=== TASK ===
Would you output all the lines below precisely as they stand, leaving each picture out?

**** DATA SHOWN ****

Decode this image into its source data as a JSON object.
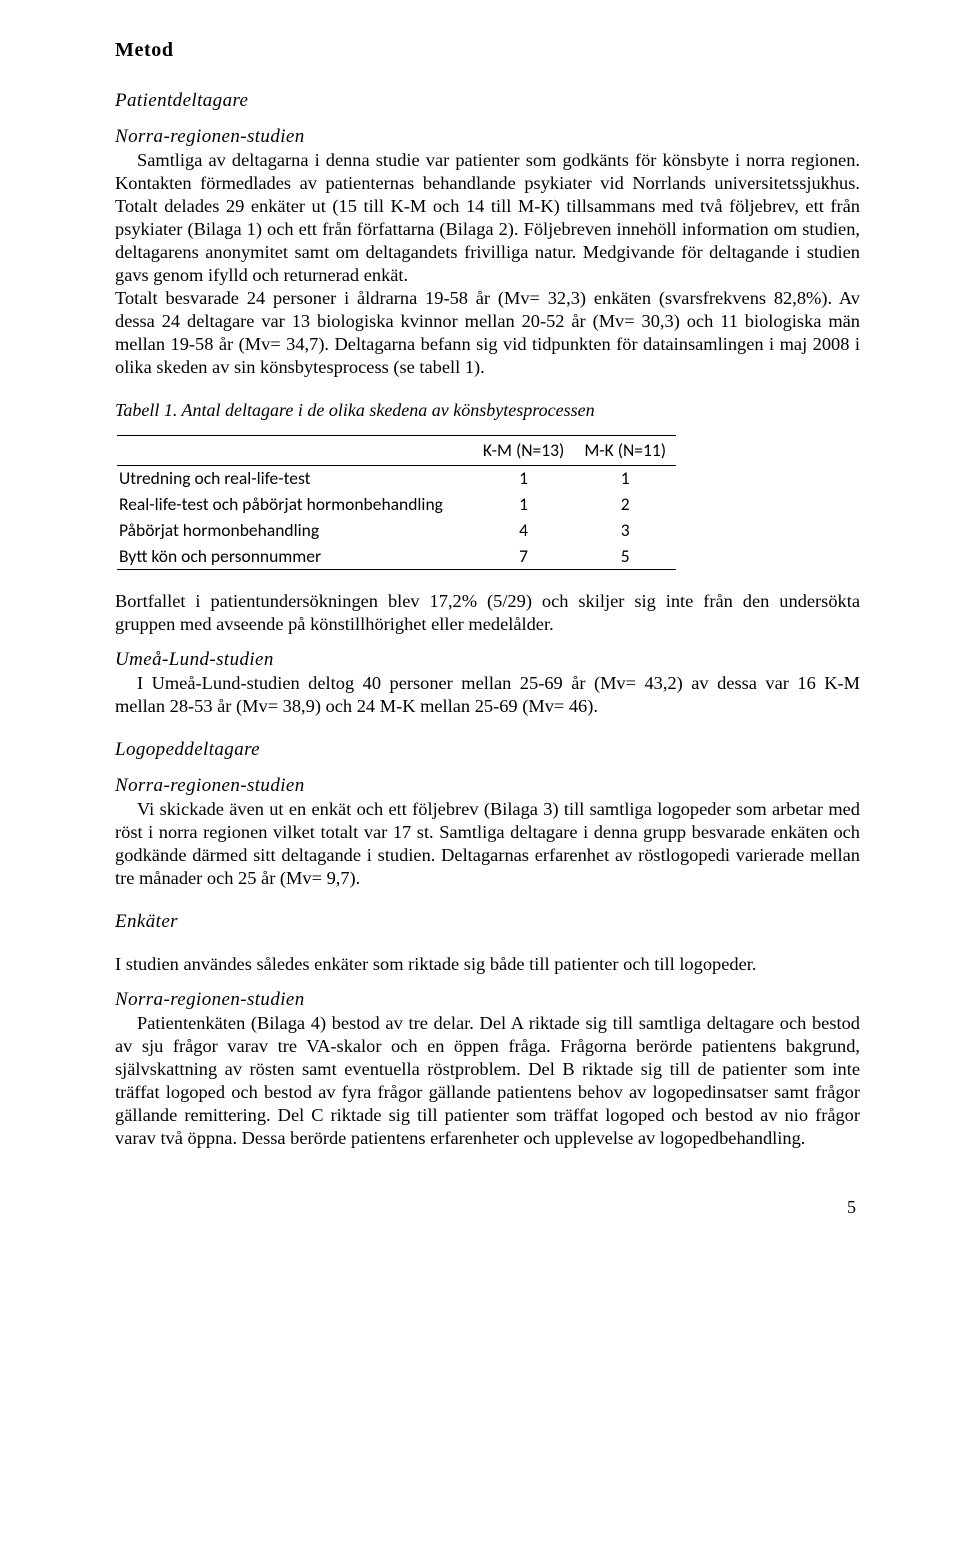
{
  "h_metod": "Metod",
  "h_patientdeltagare": "Patientdeltagare",
  "h_norra1": "Norra-regionen-studien",
  "p1": "Samtliga av deltagarna i denna studie var patienter som godkänts för könsbyte i norra regionen. Kontakten förmedlades av patienternas behandlande psykiater vid Norrlands universitetssjukhus. Totalt delades 29 enkäter ut (15 till K-M och 14 till M-K) tillsammans med två följebrev, ett från psykiater (Bilaga 1) och ett från författarna (Bilaga 2). Följebreven innehöll information om studien, deltagarens anonymitet samt om deltagandets frivilliga natur. Medgivande för deltagande i studien gavs genom ifylld och returnerad enkät.",
  "p2": "Totalt besvarade 24 personer i åldrarna 19-58 år (Mv= 32,3) enkäten (svarsfrekvens 82,8%). Av dessa 24 deltagare var 13 biologiska kvinnor mellan 20-52 år (Mv= 30,3) och 11 biologiska män mellan 19-58 år (Mv= 34,7). Deltagarna befann sig vid tidpunkten för datainsamlingen i maj 2008 i olika skeden av sin könsbytesprocess (se tabell 1).",
  "caption": "Tabell 1. Antal deltagare i de olika skedena av könsbytesprocessen",
  "table": {
    "col1": "K-M (N=13)",
    "col2": "M-K (N=11)",
    "rows": [
      {
        "label": "Utredning och real-life-test",
        "c1": "1",
        "c2": "1"
      },
      {
        "label": "Real-life-test och påbörjat hormonbehandling",
        "c1": "1",
        "c2": "2"
      },
      {
        "label": "Påbörjat hormonbehandling",
        "c1": "4",
        "c2": "3"
      },
      {
        "label": "Bytt kön och personnummer",
        "c1": "7",
        "c2": "5"
      }
    ]
  },
  "p3": "Bortfallet i patientundersökningen blev 17,2% (5/29) och skiljer sig inte från den undersökta gruppen med avseende på könstillhörighet eller medelålder.",
  "h_umea": "Umeå-Lund-studien",
  "p4": "I Umeå-Lund-studien deltog 40 personer mellan 25-69 år (Mv= 43,2) av dessa var 16 K-M mellan 28-53 år (Mv= 38,9) och 24 M-K mellan 25-69 (Mv= 46).",
  "h_logoped": "Logopeddeltagare",
  "h_norra2": "Norra-regionen-studien",
  "p5": "Vi skickade även ut en enkät och ett följebrev (Bilaga 3) till samtliga logopeder som arbetar med röst i norra regionen vilket totalt var 17 st. Samtliga deltagare i denna grupp besvarade enkäten och godkände därmed sitt deltagande i studien. Deltagarnas erfarenhet av röstlogopedi varierade mellan tre månader och 25 år (Mv= 9,7).",
  "h_enkater": "Enkäter",
  "p6": "I studien användes således enkäter som riktade sig både till patienter och till logopeder.",
  "h_norra3": "Norra-regionen-studien",
  "p7": "Patientenkäten (Bilaga 4) bestod av tre delar. Del A riktade sig till samtliga deltagare och bestod av sju frågor varav tre VA-skalor och en öppen fråga. Frågorna berörde patientens bakgrund, självskattning av rösten samt eventuella röstproblem. Del B riktade sig till de patienter som inte träffat logoped och bestod av fyra frågor gällande patientens behov av logopedinsatser samt frågor gällande remittering. Del C riktade sig till patienter som träffat logoped och bestod av nio frågor varav två öppna. Dessa berörde patientens erfarenheter och upplevelse av logopedbehandling.",
  "page_num": "5"
}
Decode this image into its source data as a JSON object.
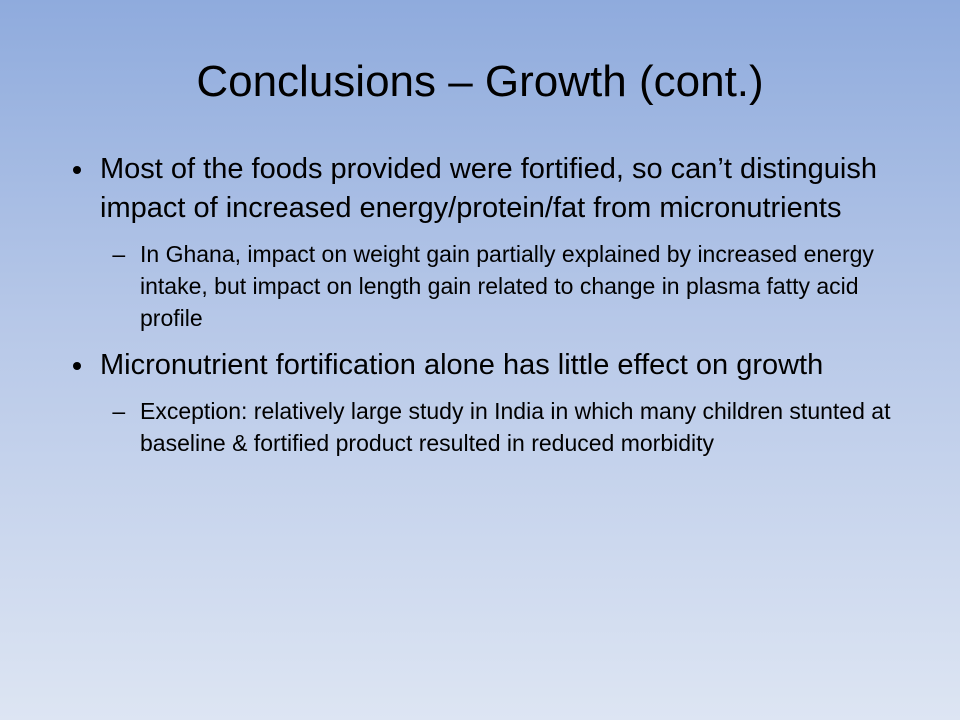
{
  "slide": {
    "title": "Conclusions – Growth (cont.)",
    "bullets": [
      {
        "text": "Most of the foods provided were fortified, so can’t distinguish impact of increased energy/protein/fat from micronutrients",
        "subbullets": [
          "In Ghana, impact on weight gain partially explained by increased energy intake, but impact on length gain related to change in plasma fatty acid profile"
        ]
      },
      {
        "text": "Micronutrient fortification alone has little effect on growth",
        "subbullets": [
          "Exception: relatively large study in India in which many children stunted at baseline & fortified product resulted in reduced morbidity"
        ]
      }
    ]
  }
}
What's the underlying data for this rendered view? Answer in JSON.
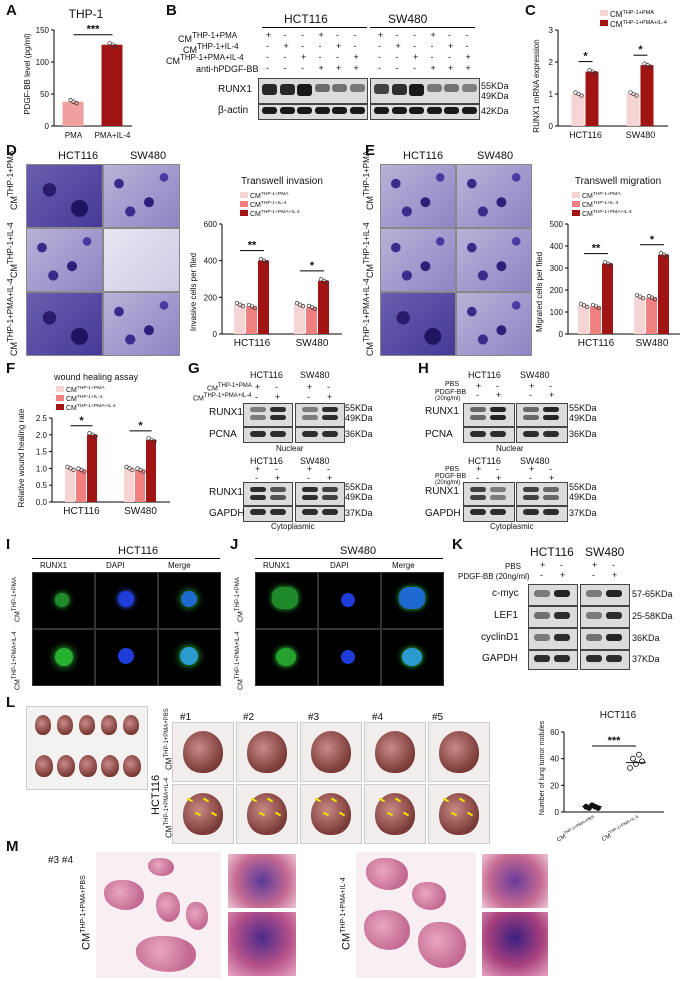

****

=== RESPONSE BELOW ===
Decode this image into its source data as a JSON object.
{
  "h_metod": "Metod",
  "h_patientdeltagare": "Patientdeltagare",
  "h_norra1": "Norra-regionen-studien",
  "p1": "Samtliga av deltagarna i denna studie var patienter som godkänts för könsbyte i norra regionen. Kontakten förmedlades av patienternas behandlande psykiater vid Norrlands universitetssjukhus. Totalt delades 29 enkäter ut (15 till K-M och 14 till M-K) tillsammans med två följebrev, ett från psykiater (Bilaga 1) och ett från författarna (Bilaga 2). Följebreven innehöll information om studien, deltagarens anonymitet samt om deltagandets frivilliga natur. Medgivande för deltagande i studien gavs genom ifylld och returnerad enkät.",
  "p2": "Totalt besvarade 24 personer i åldrarna 19-58 år (Mv= 32,3) enkäten (svarsfrekvens 82,8%). Av dessa 24 deltagare var 13 biologiska kvinnor mellan 20-52 år (Mv= 30,3) och 11 biologiska män mellan 19-58 år (Mv= 34,7). Deltagarna befann sig vid tidpunkten för datainsamlingen i maj 2008 i olika skeden av sin könsbytesprocess (se tabell 1).",
  "caption": "Tabell 1. Antal deltagare i de olika skedena av könsbytesprocessen",
  "table": {
    "col1": "K-M (N=13)",
    "col2": "M-K (N=11)",
    "rows": [
      {
        "label": "Utredning och real-life-test",
        "c1": "1",
        "c2": "1"
      },
      {
        "label": "Real-life-test och påbörjat hormonbehandling",
        "c1": "1",
        "c2": "2"
      },
      {
        "label": "Påbörjat hormonbehandling",
        "c1": "4",
        "c2": "3"
      },
      {
        "label": "Bytt kön och personnummer",
        "c1": "7",
        "c2": "5"
      }
    ]
  },
  "p3": "Bortfallet i patientundersökningen blev 17,2% (5/29) och skiljer sig inte från den undersökta gruppen med avseende på könstillhörighet eller medelålder.",
  "h_umea": "Umeå-Lund-studien",
  "p4": "I Umeå-Lund-studien deltog 40 personer mellan 25-69 år (Mv= 43,2) av dessa var 16 K-M mellan 28-53 år (Mv= 38,9) och 24 M-K mellan 25-69 (Mv= 46).",
  "h_logoped": "Logopeddeltagare",
  "h_norra2": "Norra-regionen-studien",
  "p5": "Vi skickade även ut en enkät och ett följebrev (Bilaga 3) till samtliga logopeder som arbetar med röst i norra regionen vilket totalt var 17 st. Samtliga deltagare i denna grupp besvarade enkäten och godkände därmed sitt deltagande i studien. Deltagarnas erfarenhet av röstlogopedi varierade mellan tre månader och 25 år (Mv= 9,7).",
  "h_enkater": "Enkäter",
  "p6": "I studien användes således enkäter som riktade sig både till patienter och till logopeder.",
  "h_norra3": "Norra-regionen-studien",
  "p7": "Patientenkäten (Bilaga 4) bestod av tre delar. Del A riktade sig till samtliga deltagare och bestod av sju frågor varav tre VA-skalor och en öppen fråga. Frågorna berörde patientens bakgrund, självskattning av rösten samt eventuella röstproblem. Del B riktade sig till de patienter som inte träffat logoped och bestod av fyra frågor gällande patientens behov av logopedinsatser samt frågor gällande remittering. Del C riktade sig till patienter som träffat logoped och bestod av nio frågor varav två öppna. Dessa berörde patientens erfarenheter och upplevelse av logopedbehandling.",
  "page_num": "5"
}
Decode this image into its source data as a JSON object.
{
  "slide": {
    "title": "Conclusions – Growth (cont.)",
    "bullets": [
      {
        "text": "Most of the foods provided were fortified, so can’t distinguish impact of increased energy/protein/fat from micronutrients",
        "subbullets": [
          "In Ghana, impact on weight gain partially explained by increased energy intake, but impact on length gain related to change in plasma fatty acid profile"
        ]
      },
      {
        "text": "Micronutrient fortification alone has little effect on growth",
        "subbullets": [
          "Exception: relatively large study in India in which many children stunted at baseline & fortified product resulted in reduced morbidity"
        ]
      }
    ]
  }
}
What's the underlying data for this rendered view? Answer in JSON.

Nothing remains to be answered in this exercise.